Repeat the material in full. Keep every line exactly as it is.

• MATERIALS PROVIDED
----------------------------------------
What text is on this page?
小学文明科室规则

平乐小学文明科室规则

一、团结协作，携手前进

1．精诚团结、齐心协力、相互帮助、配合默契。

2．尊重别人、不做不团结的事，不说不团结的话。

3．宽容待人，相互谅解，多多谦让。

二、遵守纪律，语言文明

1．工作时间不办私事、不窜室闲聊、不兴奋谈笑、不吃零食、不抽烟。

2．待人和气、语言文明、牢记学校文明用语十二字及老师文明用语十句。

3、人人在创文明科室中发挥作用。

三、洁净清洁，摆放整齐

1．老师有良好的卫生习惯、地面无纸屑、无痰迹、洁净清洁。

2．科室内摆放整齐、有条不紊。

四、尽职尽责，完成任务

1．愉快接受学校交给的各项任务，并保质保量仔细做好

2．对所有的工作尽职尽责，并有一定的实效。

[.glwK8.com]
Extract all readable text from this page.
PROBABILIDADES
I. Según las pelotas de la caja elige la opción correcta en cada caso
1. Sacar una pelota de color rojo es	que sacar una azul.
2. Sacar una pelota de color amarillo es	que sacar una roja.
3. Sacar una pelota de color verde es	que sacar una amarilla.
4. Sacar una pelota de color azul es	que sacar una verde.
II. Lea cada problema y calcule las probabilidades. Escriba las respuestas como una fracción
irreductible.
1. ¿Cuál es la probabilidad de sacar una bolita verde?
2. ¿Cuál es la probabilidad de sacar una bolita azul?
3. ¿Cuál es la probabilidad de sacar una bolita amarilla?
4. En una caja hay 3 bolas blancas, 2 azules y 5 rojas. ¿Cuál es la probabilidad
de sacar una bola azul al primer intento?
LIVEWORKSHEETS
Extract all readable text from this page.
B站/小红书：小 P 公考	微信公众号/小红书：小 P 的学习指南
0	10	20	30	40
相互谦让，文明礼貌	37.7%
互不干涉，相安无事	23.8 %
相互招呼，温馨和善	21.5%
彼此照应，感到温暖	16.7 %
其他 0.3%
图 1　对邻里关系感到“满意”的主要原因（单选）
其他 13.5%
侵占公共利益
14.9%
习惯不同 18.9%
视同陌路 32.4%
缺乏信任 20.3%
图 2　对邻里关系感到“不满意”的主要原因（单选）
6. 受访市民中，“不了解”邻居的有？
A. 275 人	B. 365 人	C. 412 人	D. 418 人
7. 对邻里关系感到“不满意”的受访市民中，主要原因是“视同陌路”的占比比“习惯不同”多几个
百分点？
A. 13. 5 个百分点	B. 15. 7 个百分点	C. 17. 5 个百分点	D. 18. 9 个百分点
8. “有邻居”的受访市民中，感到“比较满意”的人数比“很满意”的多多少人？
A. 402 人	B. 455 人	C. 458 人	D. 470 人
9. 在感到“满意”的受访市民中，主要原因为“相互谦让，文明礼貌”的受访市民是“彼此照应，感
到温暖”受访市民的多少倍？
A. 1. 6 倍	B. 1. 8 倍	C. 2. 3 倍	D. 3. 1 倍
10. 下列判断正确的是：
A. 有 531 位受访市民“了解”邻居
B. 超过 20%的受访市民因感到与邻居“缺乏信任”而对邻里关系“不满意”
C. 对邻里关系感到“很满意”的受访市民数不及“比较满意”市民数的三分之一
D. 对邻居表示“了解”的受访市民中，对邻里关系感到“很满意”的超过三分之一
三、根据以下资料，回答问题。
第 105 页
----------------------------------------
• RESULT OF THIS EXERCISE
What text is on this page?
小学文明科室规则

平乐小学文明科室规则

一、团结协作，携手前进

1．精诚团结、齐心协力、相互帮助、配合默契。

2．尊重别人、不做不团结的事，不说不团结的话。

3．宽容待人，相互谅解，多多谦让。

二、遵守纪律，语言文明

1．工作时间不办私事、不窜室闲聊、不兴奋谈笑、不吃零食、不抽烟。

2．待人和气、语言文明、牢记学校文明用语十二字及老师文明用语十句。

3、人人在创文明科室中发挥作用。

三、洁净清洁，摆放整齐

1．老师有良好的卫生习惯、地面无纸屑、无痰迹、洁净清洁。

2．科室内摆放整齐、有条不紊。

四、尽职尽责，完成任务

1．愉快接受学校交给的各项任务，并保质保量仔细做好

2．对所有的工作尽职尽责，并有一定的实效。

[.glwK8.com]
Extract all readable text from this page.
PROBABILIDADES
I. Según las pelotas de la caja elige la opción correcta en cada caso
1. Sacar una pelota de color rojo es	que sacar una azul.
2. Sacar una pelota de color amarillo es	que sacar una roja.
3. Sacar una pelota de color verde es	que sacar una amarilla.
4. Sacar una pelota de color azul es	que sacar una verde.
II. Lea cada problema y calcule las probabilidades. Escriba las respuestas como una fracción
irreductible.
1. ¿Cuál es la probabilidad de sacar una bolita verde?
2. ¿Cuál es la probabilidad de sacar una bolita azul?
3. ¿Cuál es la probabilidad de sacar una bolita amarilla?
4. En una caja hay 3 bolas blancas, 2 azules y 5 rojas. ¿Cuál es la probabilidad
de sacar una bola azul al primer intento?
LIVEWORKSHEETS
Extract all readable text from this page.
B站/小红书：小 P 公考	微信公众号/小红书：小 P 的学习指南
0	10	20	30	40
相互谦让，文明礼貌	37.7%
互不干涉，相安无事	23.8 %
相互招呼，温馨和善	21.5%
彼此照应，感到温暖	16.7 %
其他 0.3%
图 1　对邻里关系感到“满意”的主要原因（单选）
其他 13.5%
侵占公共利益
14.9%
习惯不同 18.9%
视同陌路 32.4%
缺乏信任 20.3%
图 2　对邻里关系感到“不满意”的主要原因（单选）
6. 受访市民中，“不了解”邻居的有？
A. 275 人	B. 365 人	C. 412 人	D. 418 人
7. 对邻里关系感到“不满意”的受访市民中，主要原因是“视同陌路”的占比比“习惯不同”多几个
百分点？
A. 13. 5 个百分点	B. 15. 7 个百分点	C. 17. 5 个百分点	D. 18. 9 个百分点
8. “有邻居”的受访市民中，感到“比较满意”的人数比“很满意”的多多少人？
A. 402 人	B. 455 人	C. 458 人	D. 470 人
9. 在感到“满意”的受访市民中，主要原因为“相互谦让，文明礼貌”的受访市民是“彼此照应，感
到温暖”受访市民的多少倍？
A. 1. 6 倍	B. 1. 8 倍	C. 2. 3 倍	D. 3. 1 倍
10. 下列判断正确的是：
A. 有 531 位受访市民“了解”邻居
B. 超过 20%的受访市民因感到与邻居“缺乏信任”而对邻里关系“不满意”
C. 对邻里关系感到“很满意”的受访市民数不及“比较满意”市民数的三分之一
D. 对邻居表示“了解”的受访市民中，对邻里关系感到“很满意”的超过三分之一
三、根据以下资料，回答问题。
第 105 页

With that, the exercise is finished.